--- Exercise instructions ---
Every entry that follows needs to be repeated exactly.

(Records that describe figures)

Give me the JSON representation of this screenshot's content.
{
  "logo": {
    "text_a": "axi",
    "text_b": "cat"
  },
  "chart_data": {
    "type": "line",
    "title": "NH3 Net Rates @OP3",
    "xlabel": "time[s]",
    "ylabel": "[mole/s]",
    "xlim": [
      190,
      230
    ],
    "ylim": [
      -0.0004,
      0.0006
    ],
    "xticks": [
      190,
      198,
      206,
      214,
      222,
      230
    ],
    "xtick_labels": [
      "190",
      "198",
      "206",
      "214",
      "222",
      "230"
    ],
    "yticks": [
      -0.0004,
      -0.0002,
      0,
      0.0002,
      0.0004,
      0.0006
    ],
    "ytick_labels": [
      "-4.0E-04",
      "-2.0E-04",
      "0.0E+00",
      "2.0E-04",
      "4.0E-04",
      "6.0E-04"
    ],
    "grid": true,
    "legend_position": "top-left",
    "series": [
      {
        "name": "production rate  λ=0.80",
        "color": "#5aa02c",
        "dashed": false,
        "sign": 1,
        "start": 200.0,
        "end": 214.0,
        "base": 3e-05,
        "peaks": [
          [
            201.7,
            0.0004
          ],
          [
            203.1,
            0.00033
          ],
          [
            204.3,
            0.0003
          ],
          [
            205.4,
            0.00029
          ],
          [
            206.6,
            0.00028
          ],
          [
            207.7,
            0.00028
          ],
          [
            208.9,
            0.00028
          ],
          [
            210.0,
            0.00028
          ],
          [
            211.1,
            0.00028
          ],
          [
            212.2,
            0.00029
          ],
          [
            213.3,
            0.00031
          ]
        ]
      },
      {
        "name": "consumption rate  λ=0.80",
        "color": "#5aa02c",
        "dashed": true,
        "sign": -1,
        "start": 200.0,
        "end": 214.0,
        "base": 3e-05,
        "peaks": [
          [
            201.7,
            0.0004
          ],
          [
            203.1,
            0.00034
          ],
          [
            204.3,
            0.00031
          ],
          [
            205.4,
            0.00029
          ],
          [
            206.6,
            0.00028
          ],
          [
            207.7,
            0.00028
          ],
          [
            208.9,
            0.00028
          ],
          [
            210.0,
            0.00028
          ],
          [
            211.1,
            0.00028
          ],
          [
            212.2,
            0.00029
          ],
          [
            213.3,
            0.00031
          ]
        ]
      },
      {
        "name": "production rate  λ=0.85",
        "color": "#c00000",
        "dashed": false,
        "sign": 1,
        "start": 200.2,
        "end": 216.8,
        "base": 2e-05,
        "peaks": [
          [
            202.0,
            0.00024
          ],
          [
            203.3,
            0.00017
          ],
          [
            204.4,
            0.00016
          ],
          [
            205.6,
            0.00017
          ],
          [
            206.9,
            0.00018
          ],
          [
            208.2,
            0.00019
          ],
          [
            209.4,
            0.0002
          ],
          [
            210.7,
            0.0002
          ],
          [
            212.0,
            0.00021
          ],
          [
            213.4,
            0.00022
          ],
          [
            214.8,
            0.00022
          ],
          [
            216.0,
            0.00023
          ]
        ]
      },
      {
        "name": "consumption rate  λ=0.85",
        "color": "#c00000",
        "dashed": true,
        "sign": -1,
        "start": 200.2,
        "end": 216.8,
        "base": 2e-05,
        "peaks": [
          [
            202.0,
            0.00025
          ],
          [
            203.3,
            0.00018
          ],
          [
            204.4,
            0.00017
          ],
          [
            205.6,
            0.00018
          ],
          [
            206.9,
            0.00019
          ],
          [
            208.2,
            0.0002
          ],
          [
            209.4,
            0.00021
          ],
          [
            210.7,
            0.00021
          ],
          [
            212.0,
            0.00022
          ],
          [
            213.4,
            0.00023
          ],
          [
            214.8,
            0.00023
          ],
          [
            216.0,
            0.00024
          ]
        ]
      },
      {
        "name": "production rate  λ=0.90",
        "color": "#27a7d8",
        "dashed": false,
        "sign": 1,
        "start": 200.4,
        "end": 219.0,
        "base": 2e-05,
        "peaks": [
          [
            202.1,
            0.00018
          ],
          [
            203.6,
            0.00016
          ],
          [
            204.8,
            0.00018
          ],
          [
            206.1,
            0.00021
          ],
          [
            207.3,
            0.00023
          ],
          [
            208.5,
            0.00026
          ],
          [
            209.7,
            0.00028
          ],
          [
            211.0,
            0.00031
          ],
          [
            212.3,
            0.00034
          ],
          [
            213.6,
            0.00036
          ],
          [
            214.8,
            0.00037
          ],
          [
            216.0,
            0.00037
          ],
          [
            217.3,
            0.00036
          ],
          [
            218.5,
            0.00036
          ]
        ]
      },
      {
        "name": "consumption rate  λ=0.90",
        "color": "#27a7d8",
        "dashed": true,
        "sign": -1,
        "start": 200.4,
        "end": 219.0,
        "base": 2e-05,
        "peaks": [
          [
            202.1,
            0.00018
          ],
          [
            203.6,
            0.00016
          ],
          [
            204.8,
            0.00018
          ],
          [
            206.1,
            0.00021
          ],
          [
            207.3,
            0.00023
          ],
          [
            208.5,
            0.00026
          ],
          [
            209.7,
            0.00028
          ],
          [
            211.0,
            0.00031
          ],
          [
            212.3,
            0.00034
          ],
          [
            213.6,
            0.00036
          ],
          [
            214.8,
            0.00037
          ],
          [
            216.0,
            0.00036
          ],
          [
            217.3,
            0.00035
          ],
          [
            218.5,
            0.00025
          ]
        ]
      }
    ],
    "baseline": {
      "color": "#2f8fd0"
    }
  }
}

--- Response to the task ---
Give me the JSON representation of this screenshot's content.
{
  "logo": {
    "text_a": "axi",
    "text_b": "cat"
  },
  "chart_data": {
    "type": "line",
    "title": "NH3 Net Rates @OP3",
    "xlabel": "time[s]",
    "ylabel": "[mole/s]",
    "xlim": [
      190,
      230
    ],
    "ylim": [
      -0.0004,
      0.0006
    ],
    "xticks": [
      190,
      198,
      206,
      214,
      222,
      230
    ],
    "xtick_labels": [
      "190",
      "198",
      "206",
      "214",
      "222",
      "230"
    ],
    "yticks": [
      -0.0004,
      -0.0002,
      0,
      0.0002,
      0.0004,
      0.0006
    ],
    "ytick_labels": [
      "-4.0E-04",
      "-2.0E-04",
      "0.0E+00",
      "2.0E-04",
      "4.0E-04",
      "6.0E-04"
    ],
    "grid": true,
    "legend_position": "top-left",
    "series": [
      {
        "name": "production rate  λ=0.80",
        "color": "#5aa02c",
        "dashed": false,
        "sign": 1,
        "start": 200.0,
        "end": 214.0,
        "base": 3e-05,
        "peaks": [
          [
            201.7,
            0.0004
          ],
          [
            203.1,
            0.00033
          ],
          [
            204.3,
            0.0003
          ],
          [
            205.4,
            0.00029
          ],
          [
            206.6,
            0.00028
          ],
          [
            207.7,
            0.00028
          ],
          [
            208.9,
            0.00028
          ],
          [
            210.0,
            0.00028
          ],
          [
            211.1,
            0.00028
          ],
          [
            212.2,
            0.00029
          ],
          [
            213.3,
            0.00031
          ]
        ]
      },
      {
        "name": "consumption rate  λ=0.80",
        "color": "#5aa02c",
        "dashed": true,
        "sign": -1,
        "start": 200.0,
        "end": 214.0,
        "base": 3e-05,
        "peaks": [
          [
            201.7,
            0.0004
          ],
          [
            203.1,
            0.00034
          ],
          [
            204.3,
            0.00031
          ],
          [
            205.4,
            0.00029
          ],
          [
            206.6,
            0.00028
          ],
          [
            207.7,
            0.00028
          ],
          [
            208.9,
            0.00028
          ],
          [
            210.0,
            0.00028
          ],
          [
            211.1,
            0.00028
          ],
          [
            212.2,
            0.00029
          ],
          [
            213.3,
            0.00031
          ]
        ]
      },
      {
        "name": "production rate  λ=0.85",
        "color": "#c00000",
        "dashed": false,
        "sign": 1,
        "start": 200.2,
        "end": 216.8,
        "base": 2e-05,
        "peaks": [
          [
            202.0,
            0.00024
          ],
          [
            203.3,
            0.00017
          ],
          [
            204.4,
            0.00016
          ],
          [
            205.6,
            0.00017
          ],
          [
            206.9,
            0.00018
          ],
          [
            208.2,
            0.00019
          ],
          [
            209.4,
            0.0002
          ],
          [
            210.7,
            0.0002
          ],
          [
            212.0,
            0.00021
          ],
          [
            213.4,
            0.00022
          ],
          [
            214.8,
            0.00022
          ],
          [
            216.0,
            0.00023
          ]
        ]
      },
      {
        "name": "consumption rate  λ=0.85",
        "color": "#c00000",
        "dashed": true,
        "sign": -1,
        "start": 200.2,
        "end": 216.8,
        "base": 2e-05,
        "peaks": [
          [
            202.0,
            0.00025
          ],
          [
            203.3,
            0.00018
          ],
          [
            204.4,
            0.00017
          ],
          [
            205.6,
            0.00018
          ],
          [
            206.9,
            0.00019
          ],
          [
            208.2,
            0.0002
          ],
          [
            209.4,
            0.00021
          ],
          [
            210.7,
            0.00021
          ],
          [
            212.0,
            0.00022
          ],
          [
            213.4,
            0.00023
          ],
          [
            214.8,
            0.00023
          ],
          [
            216.0,
            0.00024
          ]
        ]
      },
      {
        "name": "production rate  λ=0.90",
        "color": "#27a7d8",
        "dashed": false,
        "sign": 1,
        "start": 200.4,
        "end": 219.0,
        "base": 2e-05,
        "peaks": [
          [
            202.1,
            0.00018
          ],
          [
            203.6,
            0.00016
          ],
          [
            204.8,
            0.00018
          ],
          [
            206.1,
            0.00021
          ],
          [
            207.3,
            0.00023
          ],
          [
            208.5,
            0.00026
          ],
          [
            209.7,
            0.00028
          ],
          [
            211.0,
            0.00031
          ],
          [
            212.3,
            0.00034
          ],
          [
            213.6,
            0.00036
          ],
          [
            214.8,
            0.00037
          ],
          [
            216.0,
            0.00037
          ],
          [
            217.3,
            0.00036
          ],
          [
            218.5,
            0.00036
          ]
        ]
      },
      {
        "name": "consumption rate  λ=0.90",
        "color": "#27a7d8",
        "dashed": true,
        "sign": -1,
        "start": 200.4,
        "end": 219.0,
        "base": 2e-05,
        "peaks": [
          [
            202.1,
            0.00018
          ],
          [
            203.6,
            0.00016
          ],
          [
            204.8,
            0.00018
          ],
          [
            206.1,
            0.00021
          ],
          [
            207.3,
            0.00023
          ],
          [
            208.5,
            0.00026
          ],
          [
            209.7,
            0.00028
          ],
          [
            211.0,
            0.00031
          ],
          [
            212.3,
            0.00034
          ],
          [
            213.6,
            0.00036
          ],
          [
            214.8,
            0.00037
          ],
          [
            216.0,
            0.00036
          ],
          [
            217.3,
            0.00035
          ],
          [
            218.5,
            0.00025
          ]
        ]
      }
    ],
    "baseline": {
      "color": "#2f8fd0"
    }
  }
}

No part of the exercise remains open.